- **YOUR OBJECTIVE**: In this exercise, reproduce all the entries that follow exactly.

- **GIVEN DATA**:
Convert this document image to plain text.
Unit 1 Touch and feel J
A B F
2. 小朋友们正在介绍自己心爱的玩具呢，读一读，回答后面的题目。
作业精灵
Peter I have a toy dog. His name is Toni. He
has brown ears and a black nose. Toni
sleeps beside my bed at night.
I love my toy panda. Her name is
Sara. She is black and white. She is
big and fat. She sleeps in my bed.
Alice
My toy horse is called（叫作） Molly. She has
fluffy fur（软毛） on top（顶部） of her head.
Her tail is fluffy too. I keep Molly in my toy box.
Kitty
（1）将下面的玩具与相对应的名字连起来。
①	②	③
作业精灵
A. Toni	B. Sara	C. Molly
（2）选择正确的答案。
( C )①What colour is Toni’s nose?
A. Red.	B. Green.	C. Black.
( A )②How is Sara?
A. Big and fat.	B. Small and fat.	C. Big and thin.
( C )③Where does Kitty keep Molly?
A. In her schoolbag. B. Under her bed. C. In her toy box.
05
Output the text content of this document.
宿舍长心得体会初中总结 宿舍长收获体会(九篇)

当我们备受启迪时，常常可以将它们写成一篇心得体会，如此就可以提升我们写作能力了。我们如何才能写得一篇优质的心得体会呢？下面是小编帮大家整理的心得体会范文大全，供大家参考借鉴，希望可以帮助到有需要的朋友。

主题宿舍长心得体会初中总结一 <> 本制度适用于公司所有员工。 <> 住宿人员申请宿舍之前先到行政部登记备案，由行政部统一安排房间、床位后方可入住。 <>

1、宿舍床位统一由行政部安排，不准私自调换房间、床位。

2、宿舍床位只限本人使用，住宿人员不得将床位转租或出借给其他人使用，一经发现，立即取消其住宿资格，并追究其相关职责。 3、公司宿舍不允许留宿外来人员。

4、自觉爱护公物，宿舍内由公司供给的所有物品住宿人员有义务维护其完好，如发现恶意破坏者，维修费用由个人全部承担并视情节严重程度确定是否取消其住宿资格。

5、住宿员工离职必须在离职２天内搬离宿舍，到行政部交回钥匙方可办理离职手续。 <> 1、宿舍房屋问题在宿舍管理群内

- **FINISHED TASK**:
Convert this document image to plain text.
Unit 1 Touch and feel J
A B F
2. 小朋友们正在介绍自己心爱的玩具呢，读一读，回答后面的题目。
作业精灵
Peter I have a toy dog. His name is Toni. He
has brown ears and a black nose. Toni
sleeps beside my bed at night.
I love my toy panda. Her name is
Sara. She is black and white. She is
big and fat. She sleeps in my bed.
Alice
My toy horse is called（叫作） Molly. She has
fluffy fur（软毛） on top（顶部） of her head.
Her tail is fluffy too. I keep Molly in my toy box.
Kitty
（1）将下面的玩具与相对应的名字连起来。
①	②	③
作业精灵
A. Toni	B. Sara	C. Molly
（2）选择正确的答案。
( C )①What colour is Toni’s nose?
A. Red.	B. Green.	C. Black.
( A )②How is Sara?
A. Big and fat.	B. Small and fat.	C. Big and thin.
( C )③Where does Kitty keep Molly?
A. In her schoolbag. B. Under her bed. C. In her toy box.
05
Output the text content of this document.
宿舍长心得体会初中总结 宿舍长收获体会(九篇)

当我们备受启迪时，常常可以将它们写成一篇心得体会，如此就可以提升我们写作能力了。我们如何才能写得一篇优质的心得体会呢？下面是小编帮大家整理的心得体会范文大全，供大家参考借鉴，希望可以帮助到有需要的朋友。

主题宿舍长心得体会初中总结一 <> 本制度适用于公司所有员工。 <> 住宿人员申请宿舍之前先到行政部登记备案，由行政部统一安排房间、床位后方可入住。 <>

1、宿舍床位统一由行政部安排，不准私自调换房间、床位。

2、宿舍床位只限本人使用，住宿人员不得将床位转租或出借给其他人使用，一经发现，立即取消其住宿资格，并追究其相关职责。 3、公司宿舍不允许留宿外来人员。

4、自觉爱护公物，宿舍内由公司供给的所有物品住宿人员有义务维护其完好，如发现恶意破坏者，维修费用由个人全部承担并视情节严重程度确定是否取消其住宿资格。

5、住宿员工离职必须在离职２天内搬离宿舍，到行政部交回钥匙方可办理离职手续。 <> 1、宿舍房屋问题在宿舍管理群内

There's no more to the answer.